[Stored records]
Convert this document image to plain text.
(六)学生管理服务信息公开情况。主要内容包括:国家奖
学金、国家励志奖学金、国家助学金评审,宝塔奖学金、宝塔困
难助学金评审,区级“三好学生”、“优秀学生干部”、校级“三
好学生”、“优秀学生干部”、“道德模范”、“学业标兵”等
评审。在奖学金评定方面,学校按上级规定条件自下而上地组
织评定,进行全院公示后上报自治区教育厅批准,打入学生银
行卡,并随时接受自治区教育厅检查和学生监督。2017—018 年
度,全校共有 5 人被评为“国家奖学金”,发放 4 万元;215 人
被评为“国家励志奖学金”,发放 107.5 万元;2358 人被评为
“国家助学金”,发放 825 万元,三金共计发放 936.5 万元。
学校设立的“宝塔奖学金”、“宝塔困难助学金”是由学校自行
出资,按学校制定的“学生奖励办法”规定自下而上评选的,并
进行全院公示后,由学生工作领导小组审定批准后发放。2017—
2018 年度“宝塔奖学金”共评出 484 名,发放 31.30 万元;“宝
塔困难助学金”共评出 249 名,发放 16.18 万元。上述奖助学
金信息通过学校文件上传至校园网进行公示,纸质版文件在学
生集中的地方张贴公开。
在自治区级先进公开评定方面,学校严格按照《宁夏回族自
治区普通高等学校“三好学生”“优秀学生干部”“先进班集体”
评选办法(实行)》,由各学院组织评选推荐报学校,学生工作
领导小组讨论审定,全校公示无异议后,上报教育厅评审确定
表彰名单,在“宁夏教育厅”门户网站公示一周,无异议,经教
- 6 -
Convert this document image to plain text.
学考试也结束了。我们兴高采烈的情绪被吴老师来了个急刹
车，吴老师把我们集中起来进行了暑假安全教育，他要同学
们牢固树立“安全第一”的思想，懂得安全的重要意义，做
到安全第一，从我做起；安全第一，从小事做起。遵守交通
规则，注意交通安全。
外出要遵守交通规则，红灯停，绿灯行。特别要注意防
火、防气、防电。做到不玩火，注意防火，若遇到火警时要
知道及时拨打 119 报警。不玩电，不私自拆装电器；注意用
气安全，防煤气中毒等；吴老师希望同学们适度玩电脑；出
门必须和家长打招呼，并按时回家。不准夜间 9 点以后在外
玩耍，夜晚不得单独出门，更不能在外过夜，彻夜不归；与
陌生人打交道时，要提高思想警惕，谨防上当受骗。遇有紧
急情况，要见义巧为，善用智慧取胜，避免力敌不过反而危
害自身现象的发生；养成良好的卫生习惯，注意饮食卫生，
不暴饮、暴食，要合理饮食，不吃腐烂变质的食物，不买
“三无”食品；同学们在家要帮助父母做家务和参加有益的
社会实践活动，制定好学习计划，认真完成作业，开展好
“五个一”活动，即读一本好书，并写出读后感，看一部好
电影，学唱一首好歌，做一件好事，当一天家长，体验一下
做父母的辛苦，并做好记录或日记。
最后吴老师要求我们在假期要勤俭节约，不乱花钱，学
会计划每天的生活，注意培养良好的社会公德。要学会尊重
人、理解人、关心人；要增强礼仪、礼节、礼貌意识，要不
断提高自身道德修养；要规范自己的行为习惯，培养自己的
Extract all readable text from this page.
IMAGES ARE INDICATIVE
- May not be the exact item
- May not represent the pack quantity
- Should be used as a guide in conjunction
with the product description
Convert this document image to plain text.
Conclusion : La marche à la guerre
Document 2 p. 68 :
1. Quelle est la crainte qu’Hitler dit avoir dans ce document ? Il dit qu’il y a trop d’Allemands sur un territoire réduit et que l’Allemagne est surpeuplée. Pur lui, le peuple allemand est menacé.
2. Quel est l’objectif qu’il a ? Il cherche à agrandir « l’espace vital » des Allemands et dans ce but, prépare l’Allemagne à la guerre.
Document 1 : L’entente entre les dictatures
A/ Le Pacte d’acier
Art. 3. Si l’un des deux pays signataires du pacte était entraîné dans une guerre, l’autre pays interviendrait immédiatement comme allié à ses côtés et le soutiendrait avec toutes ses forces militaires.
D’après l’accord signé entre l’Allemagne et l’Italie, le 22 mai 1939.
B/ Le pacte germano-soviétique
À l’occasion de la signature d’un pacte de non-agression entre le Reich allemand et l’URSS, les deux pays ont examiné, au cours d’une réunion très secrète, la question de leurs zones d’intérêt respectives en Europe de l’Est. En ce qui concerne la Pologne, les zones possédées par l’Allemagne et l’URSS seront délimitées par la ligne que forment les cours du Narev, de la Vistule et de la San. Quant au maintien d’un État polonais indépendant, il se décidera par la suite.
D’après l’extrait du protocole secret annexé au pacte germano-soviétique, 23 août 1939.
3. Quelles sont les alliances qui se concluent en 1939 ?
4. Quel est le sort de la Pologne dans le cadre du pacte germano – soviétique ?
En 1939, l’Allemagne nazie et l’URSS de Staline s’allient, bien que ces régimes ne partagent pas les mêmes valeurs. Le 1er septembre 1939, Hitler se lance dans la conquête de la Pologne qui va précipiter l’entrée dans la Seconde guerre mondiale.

WORK INSTRUCTIONS:
Each of the records should be retyped exactly.

EXERCISE RESULT:
Convert this document image to plain text.
(六)学生管理服务信息公开情况。主要内容包括:国家奖
学金、国家励志奖学金、国家助学金评审,宝塔奖学金、宝塔困
难助学金评审,区级“三好学生”、“优秀学生干部”、校级“三
好学生”、“优秀学生干部”、“道德模范”、“学业标兵”等
评审。在奖学金评定方面,学校按上级规定条件自下而上地组
织评定,进行全院公示后上报自治区教育厅批准,打入学生银
行卡,并随时接受自治区教育厅检查和学生监督。2017—018 年
度,全校共有 5 人被评为“国家奖学金”,发放 4 万元;215 人
被评为“国家励志奖学金”,发放 107.5 万元;2358 人被评为
“国家助学金”,发放 825 万元,三金共计发放 936.5 万元。
学校设立的“宝塔奖学金”、“宝塔困难助学金”是由学校自行
出资,按学校制定的“学生奖励办法”规定自下而上评选的,并
进行全院公示后,由学生工作领导小组审定批准后发放。2017—
2018 年度“宝塔奖学金”共评出 484 名,发放 31.30 万元;“宝
塔困难助学金”共评出 249 名,发放 16.18 万元。上述奖助学
金信息通过学校文件上传至校园网进行公示,纸质版文件在学
生集中的地方张贴公开。
在自治区级先进公开评定方面,学校严格按照《宁夏回族自
治区普通高等学校“三好学生”“优秀学生干部”“先进班集体”
评选办法(实行)》,由各学院组织评选推荐报学校,学生工作
领导小组讨论审定,全校公示无异议后,上报教育厅评审确定
表彰名单,在“宁夏教育厅”门户网站公示一周,无异议,经教
- 6 -
Convert this document image to plain text.
学考试也结束了。我们兴高采烈的情绪被吴老师来了个急刹
车，吴老师把我们集中起来进行了暑假安全教育，他要同学
们牢固树立“安全第一”的思想，懂得安全的重要意义，做
到安全第一，从我做起；安全第一，从小事做起。遵守交通
规则，注意交通安全。
外出要遵守交通规则，红灯停，绿灯行。特别要注意防
火、防气、防电。做到不玩火，注意防火，若遇到火警时要
知道及时拨打 119 报警。不玩电，不私自拆装电器；注意用
气安全，防煤气中毒等；吴老师希望同学们适度玩电脑；出
门必须和家长打招呼，并按时回家。不准夜间 9 点以后在外
玩耍，夜晚不得单独出门，更不能在外过夜，彻夜不归；与
陌生人打交道时，要提高思想警惕，谨防上当受骗。遇有紧
急情况，要见义巧为，善用智慧取胜，避免力敌不过反而危
害自身现象的发生；养成良好的卫生习惯，注意饮食卫生，
不暴饮、暴食，要合理饮食，不吃腐烂变质的食物，不买
“三无”食品；同学们在家要帮助父母做家务和参加有益的
社会实践活动，制定好学习计划，认真完成作业，开展好
“五个一”活动，即读一本好书，并写出读后感，看一部好
电影，学唱一首好歌，做一件好事，当一天家长，体验一下
做父母的辛苦，并做好记录或日记。
最后吴老师要求我们在假期要勤俭节约，不乱花钱，学
会计划每天的生活，注意培养良好的社会公德。要学会尊重
人、理解人、关心人；要增强礼仪、礼节、礼貌意识，要不
断提高自身道德修养；要规范自己的行为习惯，培养自己的
Extract all readable text from this page.
IMAGES ARE INDICATIVE
- May not be the exact item
- May not represent the pack quantity
- Should be used as a guide in conjunction
with the product description
Convert this document image to plain text.
Conclusion : La marche à la guerre
Document 2 p. 68 :
1. Quelle est la crainte qu’Hitler dit avoir dans ce document ? Il dit qu’il y a trop d’Allemands sur un territoire réduit et que l’Allemagne est surpeuplée. Pur lui, le peuple allemand est menacé.
2. Quel est l’objectif qu’il a ? Il cherche à agrandir « l’espace vital » des Allemands et dans ce but, prépare l’Allemagne à la guerre.
Document 1 : L’entente entre les dictatures
A/ Le Pacte d’acier
Art. 3. Si l’un des deux pays signataires du pacte était entraîné dans une guerre, l’autre pays interviendrait immédiatement comme allié à ses côtés et le soutiendrait avec toutes ses forces militaires.
D’après l’accord signé entre l’Allemagne et l’Italie, le 22 mai 1939.
B/ Le pacte germano-soviétique
À l’occasion de la signature d’un pacte de non-agression entre le Reich allemand et l’URSS, les deux pays ont examiné, au cours d’une réunion très secrète, la question de leurs zones d’intérêt respectives en Europe de l’Est. En ce qui concerne la Pologne, les zones possédées par l’Allemagne et l’URSS seront délimitées par la ligne que forment les cours du Narev, de la Vistule et de la San. Quant au maintien d’un État polonais indépendant, il se décidera par la suite.
D’après l’extrait du protocole secret annexé au pacte germano-soviétique, 23 août 1939.
3. Quelles sont les alliances qui se concluent en 1939 ?
4. Quel est le sort de la Pologne dans le cadre du pacte germano – soviétique ?
En 1939, l’Allemagne nazie et l’URSS de Staline s’allient, bien que ces régimes ne partagent pas les mêmes valeurs. Le 1er septembre 1939, Hitler se lance dans la conquête de la Pologne qui va précipiter l’entrée dans la Seconde guerre mondiale.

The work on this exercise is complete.